[Your instructions]
Quote the lines of the listing from its first line through the line holding "figure-equilateral-triangle <box>89 143", inclusive.

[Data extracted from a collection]
::::::::
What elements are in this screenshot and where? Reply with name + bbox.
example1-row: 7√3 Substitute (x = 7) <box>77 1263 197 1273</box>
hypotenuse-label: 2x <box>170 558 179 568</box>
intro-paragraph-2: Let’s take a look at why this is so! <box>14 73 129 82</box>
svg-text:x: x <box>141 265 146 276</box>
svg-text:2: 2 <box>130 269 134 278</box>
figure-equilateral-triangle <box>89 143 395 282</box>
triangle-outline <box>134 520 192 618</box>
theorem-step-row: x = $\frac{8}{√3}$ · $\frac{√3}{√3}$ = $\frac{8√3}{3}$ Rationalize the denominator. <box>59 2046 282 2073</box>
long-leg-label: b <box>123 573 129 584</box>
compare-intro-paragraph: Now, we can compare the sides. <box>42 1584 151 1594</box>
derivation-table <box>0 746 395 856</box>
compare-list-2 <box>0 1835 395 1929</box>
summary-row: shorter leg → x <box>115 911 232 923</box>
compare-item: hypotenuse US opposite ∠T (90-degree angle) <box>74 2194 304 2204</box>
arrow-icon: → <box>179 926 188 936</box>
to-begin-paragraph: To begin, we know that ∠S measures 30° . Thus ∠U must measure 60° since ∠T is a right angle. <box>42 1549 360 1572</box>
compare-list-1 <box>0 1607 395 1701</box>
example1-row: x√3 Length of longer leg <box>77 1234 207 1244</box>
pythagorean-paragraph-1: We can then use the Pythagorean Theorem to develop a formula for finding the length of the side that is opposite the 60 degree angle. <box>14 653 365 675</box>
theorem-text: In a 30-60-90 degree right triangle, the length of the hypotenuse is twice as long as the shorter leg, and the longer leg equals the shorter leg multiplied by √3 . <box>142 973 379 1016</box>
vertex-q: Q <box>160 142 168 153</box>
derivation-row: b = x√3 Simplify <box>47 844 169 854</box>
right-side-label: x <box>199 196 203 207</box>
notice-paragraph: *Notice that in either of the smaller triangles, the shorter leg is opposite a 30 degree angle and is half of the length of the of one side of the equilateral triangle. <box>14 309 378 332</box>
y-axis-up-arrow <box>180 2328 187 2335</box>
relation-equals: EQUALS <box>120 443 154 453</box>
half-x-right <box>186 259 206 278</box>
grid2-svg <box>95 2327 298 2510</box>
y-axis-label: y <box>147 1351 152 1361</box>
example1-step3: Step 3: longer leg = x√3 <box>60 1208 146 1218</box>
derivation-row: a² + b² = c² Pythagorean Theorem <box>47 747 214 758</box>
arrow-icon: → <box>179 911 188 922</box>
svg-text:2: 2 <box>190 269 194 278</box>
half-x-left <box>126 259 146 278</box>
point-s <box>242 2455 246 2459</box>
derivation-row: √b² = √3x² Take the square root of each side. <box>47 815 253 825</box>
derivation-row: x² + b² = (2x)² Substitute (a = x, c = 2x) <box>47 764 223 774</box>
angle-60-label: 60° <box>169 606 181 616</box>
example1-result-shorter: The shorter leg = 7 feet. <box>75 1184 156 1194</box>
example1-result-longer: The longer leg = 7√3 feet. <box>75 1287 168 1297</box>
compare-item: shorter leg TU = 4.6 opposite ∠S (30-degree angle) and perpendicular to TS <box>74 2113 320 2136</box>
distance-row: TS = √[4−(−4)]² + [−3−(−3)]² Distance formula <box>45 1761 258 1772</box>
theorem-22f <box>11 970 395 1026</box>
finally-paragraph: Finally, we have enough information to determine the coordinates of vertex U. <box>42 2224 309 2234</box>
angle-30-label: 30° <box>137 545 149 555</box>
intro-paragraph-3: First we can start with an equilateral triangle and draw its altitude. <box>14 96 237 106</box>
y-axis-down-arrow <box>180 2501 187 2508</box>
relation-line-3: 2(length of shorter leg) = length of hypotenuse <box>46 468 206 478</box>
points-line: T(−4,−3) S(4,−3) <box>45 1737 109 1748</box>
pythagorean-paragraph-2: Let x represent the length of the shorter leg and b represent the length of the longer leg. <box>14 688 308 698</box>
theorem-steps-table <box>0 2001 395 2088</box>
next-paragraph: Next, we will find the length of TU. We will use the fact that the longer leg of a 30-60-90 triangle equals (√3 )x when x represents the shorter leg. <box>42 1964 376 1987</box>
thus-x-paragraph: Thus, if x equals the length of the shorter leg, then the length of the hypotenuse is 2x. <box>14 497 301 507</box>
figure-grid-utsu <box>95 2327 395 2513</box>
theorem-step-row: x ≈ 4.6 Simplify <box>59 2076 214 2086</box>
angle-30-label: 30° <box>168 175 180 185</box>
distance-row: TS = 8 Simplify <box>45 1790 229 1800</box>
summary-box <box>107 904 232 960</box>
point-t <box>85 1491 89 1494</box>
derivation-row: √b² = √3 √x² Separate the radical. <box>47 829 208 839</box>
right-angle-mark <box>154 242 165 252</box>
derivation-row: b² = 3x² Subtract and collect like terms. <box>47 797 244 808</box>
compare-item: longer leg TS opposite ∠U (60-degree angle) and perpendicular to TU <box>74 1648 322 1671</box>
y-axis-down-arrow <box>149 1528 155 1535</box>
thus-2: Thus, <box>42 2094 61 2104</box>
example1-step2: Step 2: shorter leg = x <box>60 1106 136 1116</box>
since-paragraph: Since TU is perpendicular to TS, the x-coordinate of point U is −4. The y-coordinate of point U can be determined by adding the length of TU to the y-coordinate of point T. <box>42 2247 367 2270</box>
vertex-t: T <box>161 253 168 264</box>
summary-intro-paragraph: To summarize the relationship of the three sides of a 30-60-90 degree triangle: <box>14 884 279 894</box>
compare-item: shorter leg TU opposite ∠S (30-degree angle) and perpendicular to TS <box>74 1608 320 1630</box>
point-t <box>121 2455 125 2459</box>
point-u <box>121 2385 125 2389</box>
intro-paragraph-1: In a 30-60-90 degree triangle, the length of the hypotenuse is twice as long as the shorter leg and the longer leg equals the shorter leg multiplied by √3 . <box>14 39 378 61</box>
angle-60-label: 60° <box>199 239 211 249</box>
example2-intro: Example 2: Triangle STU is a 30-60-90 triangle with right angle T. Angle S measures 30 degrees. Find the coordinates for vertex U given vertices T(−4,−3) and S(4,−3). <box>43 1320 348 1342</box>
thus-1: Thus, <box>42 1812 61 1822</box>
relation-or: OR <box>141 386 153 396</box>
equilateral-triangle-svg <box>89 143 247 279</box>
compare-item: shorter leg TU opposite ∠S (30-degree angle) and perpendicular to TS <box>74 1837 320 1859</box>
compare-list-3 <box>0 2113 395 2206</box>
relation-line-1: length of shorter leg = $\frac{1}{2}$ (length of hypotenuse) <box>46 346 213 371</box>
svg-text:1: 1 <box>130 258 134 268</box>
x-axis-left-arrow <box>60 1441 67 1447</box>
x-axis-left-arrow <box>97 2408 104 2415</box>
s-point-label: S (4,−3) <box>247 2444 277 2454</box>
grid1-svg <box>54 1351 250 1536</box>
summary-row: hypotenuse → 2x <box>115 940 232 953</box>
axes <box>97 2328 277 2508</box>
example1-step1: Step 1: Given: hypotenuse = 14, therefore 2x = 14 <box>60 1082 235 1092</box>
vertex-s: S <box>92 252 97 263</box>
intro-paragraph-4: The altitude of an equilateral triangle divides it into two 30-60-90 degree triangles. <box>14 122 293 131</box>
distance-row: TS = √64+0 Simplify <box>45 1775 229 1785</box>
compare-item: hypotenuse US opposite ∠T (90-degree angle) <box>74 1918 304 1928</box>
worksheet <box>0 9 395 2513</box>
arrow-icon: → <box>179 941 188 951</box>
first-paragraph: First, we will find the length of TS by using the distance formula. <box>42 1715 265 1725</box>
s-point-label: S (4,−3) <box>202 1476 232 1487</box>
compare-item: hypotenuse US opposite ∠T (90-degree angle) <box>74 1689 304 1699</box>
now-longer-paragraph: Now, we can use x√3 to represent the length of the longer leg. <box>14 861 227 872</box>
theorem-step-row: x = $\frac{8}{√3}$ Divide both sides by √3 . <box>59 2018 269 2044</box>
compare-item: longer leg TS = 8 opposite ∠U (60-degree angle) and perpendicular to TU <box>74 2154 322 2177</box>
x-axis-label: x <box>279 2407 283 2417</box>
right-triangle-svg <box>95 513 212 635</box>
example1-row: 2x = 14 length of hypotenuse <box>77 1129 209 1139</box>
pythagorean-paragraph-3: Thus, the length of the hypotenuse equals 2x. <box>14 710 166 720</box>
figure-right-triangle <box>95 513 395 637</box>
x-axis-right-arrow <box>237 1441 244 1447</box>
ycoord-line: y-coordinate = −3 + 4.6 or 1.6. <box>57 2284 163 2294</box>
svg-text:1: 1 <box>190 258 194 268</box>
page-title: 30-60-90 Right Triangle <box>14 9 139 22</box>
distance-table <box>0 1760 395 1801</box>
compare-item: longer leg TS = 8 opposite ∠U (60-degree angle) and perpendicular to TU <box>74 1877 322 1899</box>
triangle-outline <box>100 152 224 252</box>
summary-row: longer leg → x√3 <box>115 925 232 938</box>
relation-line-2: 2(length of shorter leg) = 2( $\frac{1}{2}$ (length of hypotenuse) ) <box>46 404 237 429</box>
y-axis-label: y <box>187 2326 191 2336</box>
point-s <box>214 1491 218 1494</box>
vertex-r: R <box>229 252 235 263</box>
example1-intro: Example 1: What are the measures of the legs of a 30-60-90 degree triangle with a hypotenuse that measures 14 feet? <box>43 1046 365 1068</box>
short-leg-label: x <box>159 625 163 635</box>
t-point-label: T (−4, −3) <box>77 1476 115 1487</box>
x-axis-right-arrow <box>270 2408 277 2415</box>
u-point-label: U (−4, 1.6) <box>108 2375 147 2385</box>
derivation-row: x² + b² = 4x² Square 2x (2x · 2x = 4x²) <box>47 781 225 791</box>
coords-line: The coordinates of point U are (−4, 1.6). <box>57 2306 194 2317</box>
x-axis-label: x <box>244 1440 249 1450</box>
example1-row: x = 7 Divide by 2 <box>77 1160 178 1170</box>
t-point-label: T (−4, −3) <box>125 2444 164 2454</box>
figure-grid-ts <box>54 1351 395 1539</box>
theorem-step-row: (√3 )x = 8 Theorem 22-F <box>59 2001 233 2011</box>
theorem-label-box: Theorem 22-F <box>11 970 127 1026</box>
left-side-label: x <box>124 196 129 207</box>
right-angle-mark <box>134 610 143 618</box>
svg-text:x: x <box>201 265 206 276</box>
::::::::
[Task result]
What elements are in this screenshot and where? Reply with name + bbox.
example1-row: 7√3 Substitute (x = 7) <box>77 1263 197 1273</box>
hypotenuse-label: 2x <box>170 558 179 568</box>
intro-paragraph-2: Let’s take a look at why this is so! <box>14 73 129 82</box>
svg-text:x: x <box>141 265 146 276</box>
svg-text:2: 2 <box>130 269 134 278</box>
figure-equilateral-triangle <box>89 143 395 282</box>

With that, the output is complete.